**AIM OF THE TASK**
Count how many lines below contain the word "East", then give that number alone.

**RECORDS FOR THIS EXERCISE**
## Begin

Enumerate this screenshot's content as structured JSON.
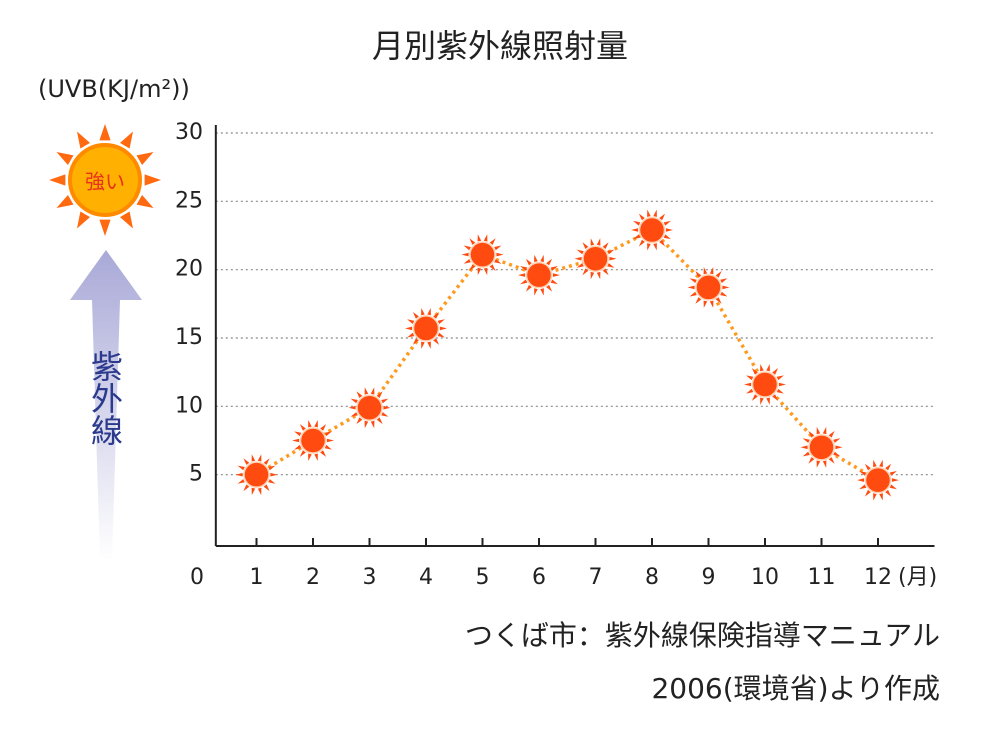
{
  "chart_data": {
    "type": "line",
    "title": "月別紫外線照射量",
    "y_label": "(UVB(KJ/m²))",
    "x_unit": "(月)",
    "x": [
      1,
      2,
      3,
      4,
      5,
      6,
      7,
      8,
      9,
      10,
      11,
      12
    ],
    "series": [
      {
        "color": "#ff4a10",
        "line_color": "#ff9a20",
        "values": [
          5.0,
          7.5,
          9.9,
          15.7,
          21.1,
          19.6,
          20.8,
          22.9,
          18.7,
          11.6,
          7.0,
          4.6
        ]
      }
    ],
    "xlim": [
      0.28,
      13
    ],
    "xticks": [
      0,
      1,
      2,
      3,
      4,
      5,
      6,
      7,
      8,
      9,
      10,
      11,
      12
    ],
    "ylim": [
      0,
      30
    ],
    "yticks": [
      5,
      10,
      15,
      20,
      25,
      30
    ],
    "grid": true,
    "annotations": {
      "sun": "強い",
      "arrow": "紫外線"
    },
    "source": [
      "つくば市：紫外線保険指導マニュアル",
      "2006(環境省)より作成"
    ]
  }
}
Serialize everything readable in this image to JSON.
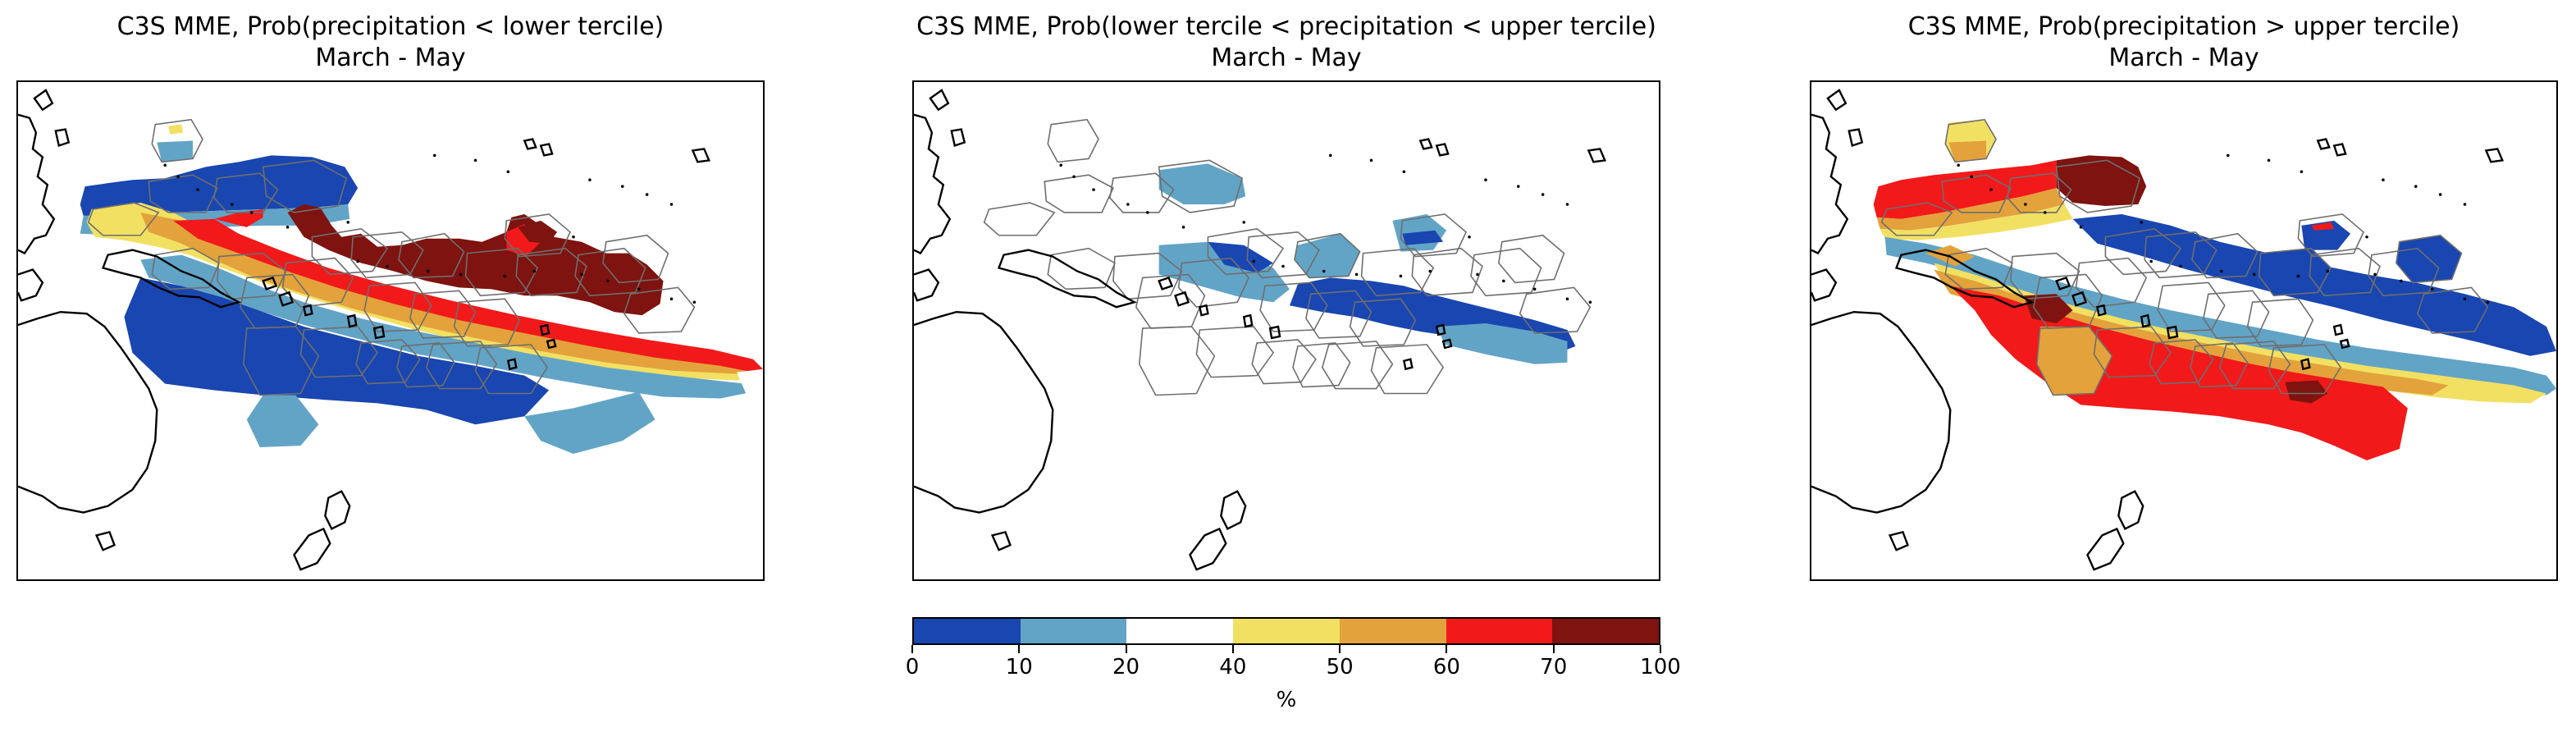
{
  "panels": [
    {
      "title_line1": "C3S MME, Prob(precipitation < lower tercile)",
      "title_line2": "March - May",
      "scenario": "below"
    },
    {
      "title_line1": "C3S MME, Prob(lower tercile < precipitation < upper tercile)",
      "title_line2": "March - May",
      "scenario": "normal"
    },
    {
      "title_line1": "C3S MME, Prob(precipitation > upper tercile)",
      "title_line2": "March - May",
      "scenario": "above"
    }
  ],
  "colorbar": {
    "unit": "%",
    "bins": [
      {
        "from": 0,
        "to": 10,
        "color": "#1946b0"
      },
      {
        "from": 10,
        "to": 20,
        "color": "#62a4c6"
      },
      {
        "from": 20,
        "to": 40,
        "color": "#ffffff"
      },
      {
        "from": 40,
        "to": 50,
        "color": "#f2e063"
      },
      {
        "from": 50,
        "to": 60,
        "color": "#e3a23b"
      },
      {
        "from": 60,
        "to": 70,
        "color": "#f2191a"
      },
      {
        "from": 70,
        "to": 100,
        "color": "#7e130f"
      }
    ],
    "tick_labels": [
      "0",
      "10",
      "20",
      "40",
      "50",
      "60",
      "70",
      "100"
    ]
  }
}
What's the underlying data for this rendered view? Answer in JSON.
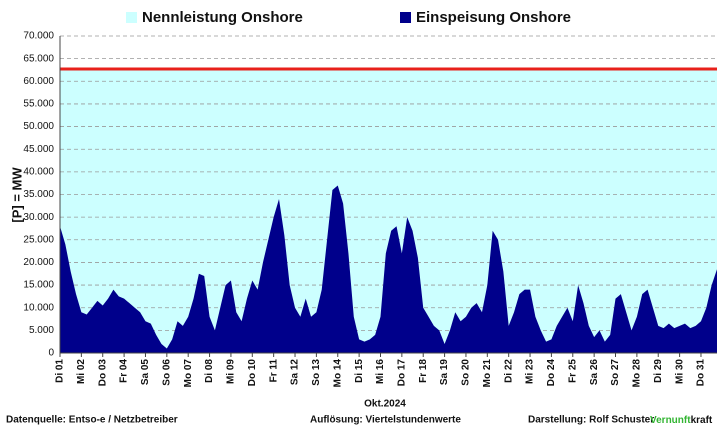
{
  "chart_data": {
    "type": "area",
    "y_label": "[P] = MW",
    "x_label": "Okt.2024",
    "categories": [
      "Di 01",
      null,
      null,
      null,
      "Mi 02",
      null,
      null,
      null,
      "Do 03",
      null,
      null,
      null,
      "Fr 04",
      null,
      null,
      null,
      "Sa 05",
      null,
      null,
      null,
      "So 06",
      null,
      null,
      null,
      "Mo 07",
      null,
      null,
      null,
      "Di 08",
      null,
      null,
      null,
      "Mi 09",
      null,
      null,
      null,
      "Do 10",
      null,
      null,
      null,
      "Fr 11",
      null,
      null,
      null,
      "Sa 12",
      null,
      null,
      null,
      "So 13",
      null,
      null,
      null,
      "Mo 14",
      null,
      null,
      null,
      "Di 15",
      null,
      null,
      null,
      "Mi 16",
      null,
      null,
      null,
      "Do 17",
      null,
      null,
      null,
      "Fr 18",
      null,
      null,
      null,
      "Sa 19",
      null,
      null,
      null,
      "So 20",
      null,
      null,
      null,
      "Mo 21",
      null,
      null,
      null,
      "Di 22",
      null,
      null,
      null,
      "Mi 23",
      null,
      null,
      null,
      "Do 24",
      null,
      null,
      null,
      "Fr 25",
      null,
      null,
      null,
      "Sa 26",
      null,
      null,
      null,
      "So 27",
      null,
      null,
      null,
      "Mo 28",
      null,
      null,
      null,
      "Di 29",
      null,
      null,
      null,
      "Mi 30",
      null,
      null,
      null,
      "Do 31",
      null,
      null,
      null
    ],
    "series": [
      {
        "name": "Nennleistung Onshore",
        "color": "#ccffff",
        "line_color": "#e8211b",
        "values": [
          62700,
          62700,
          62700,
          62700,
          62700,
          62700,
          62700,
          62700,
          62700,
          62700,
          62700,
          62700,
          62700,
          62700,
          62700,
          62700,
          62700,
          62700,
          62700,
          62700,
          62700,
          62700,
          62700,
          62700,
          62700,
          62700,
          62700,
          62700,
          62700,
          62700,
          62700,
          62700,
          62700,
          62700,
          62700,
          62700,
          62700,
          62700,
          62700,
          62700,
          62700,
          62700,
          62700,
          62700,
          62700,
          62700,
          62700,
          62700,
          62700,
          62700,
          62700,
          62700,
          62700,
          62700,
          62700,
          62700,
          62700,
          62700,
          62700,
          62700,
          62700,
          62700,
          62700,
          62700,
          62700,
          62700,
          62700,
          62700,
          62700,
          62700,
          62700,
          62700,
          62700,
          62700,
          62700,
          62700,
          62700,
          62700,
          62700,
          62700,
          62700,
          62700,
          62700,
          62700,
          62700,
          62700,
          62700,
          62700,
          62700,
          62700,
          62700,
          62700,
          62700,
          62700,
          62700,
          62700,
          62700,
          62700,
          62700,
          62700,
          62700,
          62700,
          62700,
          62700,
          62700,
          62700,
          62700,
          62700,
          62700,
          62700,
          62700,
          62700,
          62700,
          62700,
          62700,
          62700,
          62700,
          62700,
          62700,
          62700,
          62700,
          62700,
          62700,
          62700
        ]
      },
      {
        "name": "Einspeisung Onshore",
        "color": "#00008b",
        "values": [
          28000,
          24000,
          18000,
          13000,
          9000,
          8500,
          10000,
          11500,
          10500,
          12000,
          14000,
          12500,
          12000,
          11000,
          10000,
          9000,
          7000,
          6500,
          4000,
          2000,
          1000,
          3000,
          7000,
          6000,
          8000,
          12000,
          17500,
          17000,
          8000,
          5000,
          10000,
          15000,
          16000,
          9000,
          7000,
          12000,
          16000,
          14000,
          20000,
          25000,
          30000,
          34000,
          26000,
          15000,
          10000,
          8000,
          12000,
          8000,
          9000,
          14000,
          25000,
          36000,
          37000,
          33000,
          22000,
          8000,
          3000,
          2500,
          3000,
          4000,
          8000,
          22000,
          27000,
          28000,
          22000,
          30000,
          27000,
          21000,
          10000,
          8000,
          6000,
          5000,
          2000,
          5000,
          9000,
          7000,
          8000,
          10000,
          11000,
          9000,
          15000,
          27000,
          25000,
          18000,
          6000,
          9000,
          13000,
          14000,
          14000,
          8000,
          5000,
          2500,
          3000,
          6000,
          8000,
          10000,
          7000,
          15000,
          11000,
          6000,
          3500,
          5000,
          2500,
          4000,
          12000,
          13000,
          9000,
          5000,
          8000,
          13000,
          14000,
          10000,
          6000,
          5500,
          6500,
          5500,
          6000,
          6500,
          5500,
          6000,
          7000,
          10000,
          15000,
          18500
        ]
      }
    ],
    "ylim": [
      0,
      70000
    ],
    "yticks": [
      0,
      {
        "value": 5000,
        "label": "5.000"
      },
      {
        "value": 10000,
        "label": "10.000"
      },
      {
        "value": 15000,
        "label": "15.000"
      },
      {
        "value": 20000,
        "label": "20.000"
      },
      {
        "value": 25000,
        "label": "25.000"
      },
      {
        "value": 30000,
        "label": "30.000"
      },
      {
        "value": 35000,
        "label": "35.000"
      },
      {
        "value": 40000,
        "label": "40.000"
      },
      {
        "value": 45000,
        "label": "45.000"
      },
      {
        "value": 50000,
        "label": "50.000"
      },
      {
        "value": 55000,
        "label": "55.000"
      },
      {
        "value": 60000,
        "label": "60.000"
      },
      {
        "value": 65000,
        "label": "65.000"
      },
      {
        "value": 70000,
        "label": "70.000"
      }
    ],
    "grid": true
  },
  "footer": {
    "source": "Datenquelle:  Entso-e  / Netzbetreiber",
    "resolution": "Auflösung: Viertelstundenwerte",
    "author": "Darstellung:  Rolf Schuster",
    "brand": [
      "Vernunft",
      "kraft"
    ],
    "brand_color": "#33b533"
  }
}
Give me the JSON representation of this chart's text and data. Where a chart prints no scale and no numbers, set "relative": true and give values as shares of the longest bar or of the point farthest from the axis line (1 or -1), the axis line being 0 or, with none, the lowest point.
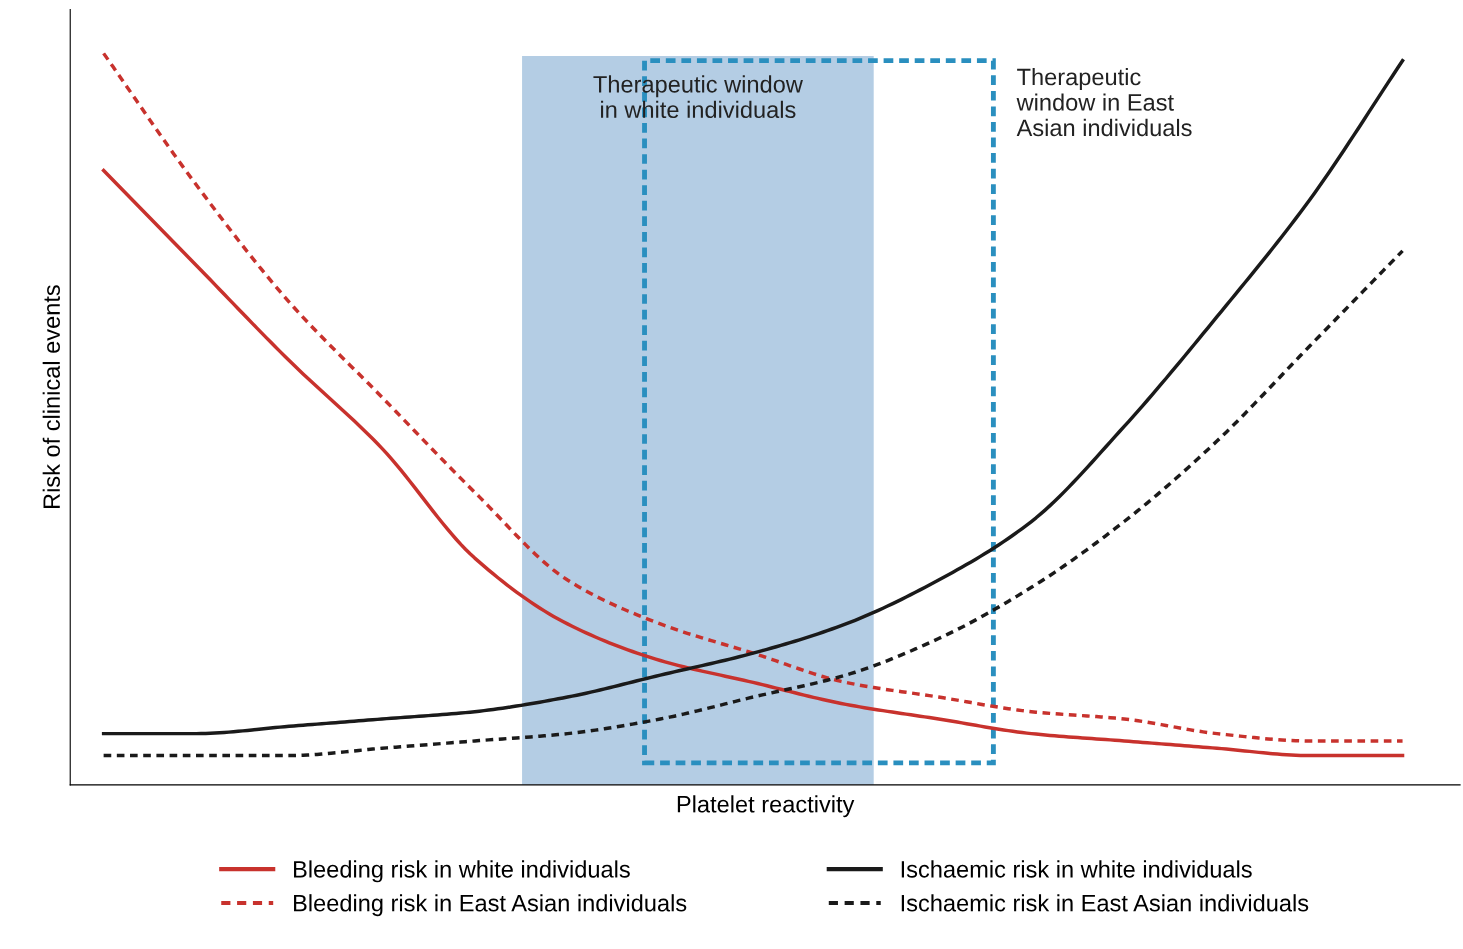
{
  "chart_data": {
    "type": "line",
    "relative": true,
    "xlabel": "Platelet reactivity",
    "ylabel": "Risk of clinical events",
    "categories": [
      null,
      null,
      null,
      null,
      null,
      null,
      null,
      null,
      null,
      null,
      null,
      null,
      null,
      null,
      null
    ],
    "series": [
      {
        "name": "Bleeding risk in white individuals",
        "color": "#c8322d",
        "line_style": "solid",
        "values": [
          0.84,
          0.71,
          0.58,
          0.46,
          0.31,
          0.22,
          0.17,
          0.14,
          0.11,
          0.09,
          0.07,
          0.06,
          0.05,
          0.04,
          0.04
        ]
      },
      {
        "name": "Bleeding risk in East Asian individuals",
        "color": "#c8322d",
        "line_style": "dashed",
        "values": [
          1.0,
          0.82,
          0.66,
          0.53,
          0.4,
          0.28,
          0.22,
          0.18,
          0.14,
          0.12,
          0.1,
          0.09,
          0.07,
          0.06,
          0.06
        ]
      },
      {
        "name": "Ischaemic risk in white individuals",
        "color": "#1a1a1a",
        "line_style": "solid",
        "values": [
          0.07,
          0.07,
          0.08,
          0.09,
          0.1,
          0.12,
          0.15,
          0.18,
          0.22,
          0.28,
          0.36,
          0.49,
          0.64,
          0.8,
          0.99
        ]
      },
      {
        "name": "Ischaemic risk in East Asian individuals",
        "color": "#1a1a1a",
        "line_style": "dashed",
        "values": [
          0.04,
          0.04,
          0.04,
          0.05,
          0.06,
          0.07,
          0.09,
          0.12,
          0.15,
          0.2,
          0.27,
          0.36,
          0.47,
          0.6,
          0.73
        ]
      }
    ],
    "annotations": [
      "Therapeutic window\nin white individuals",
      "Therapeutic\nwindow in East\nAsian individuals"
    ],
    "legend": "bottom",
    "grid": false
  }
}
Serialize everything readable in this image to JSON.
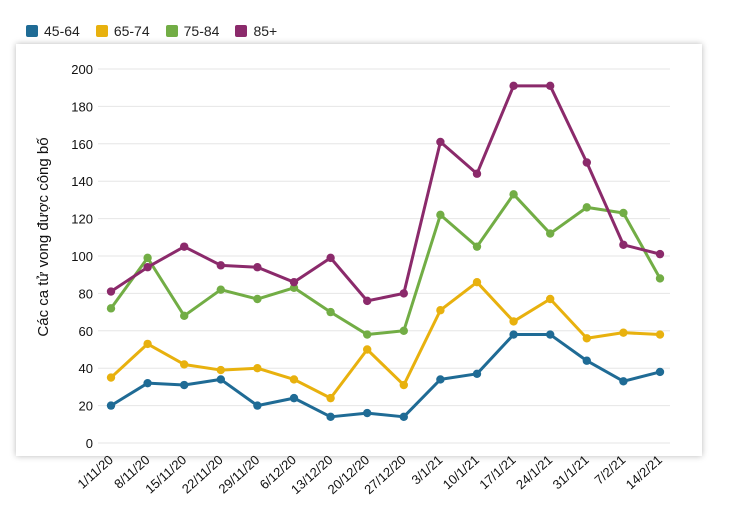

## End

**CORRECT OUTPUT**
3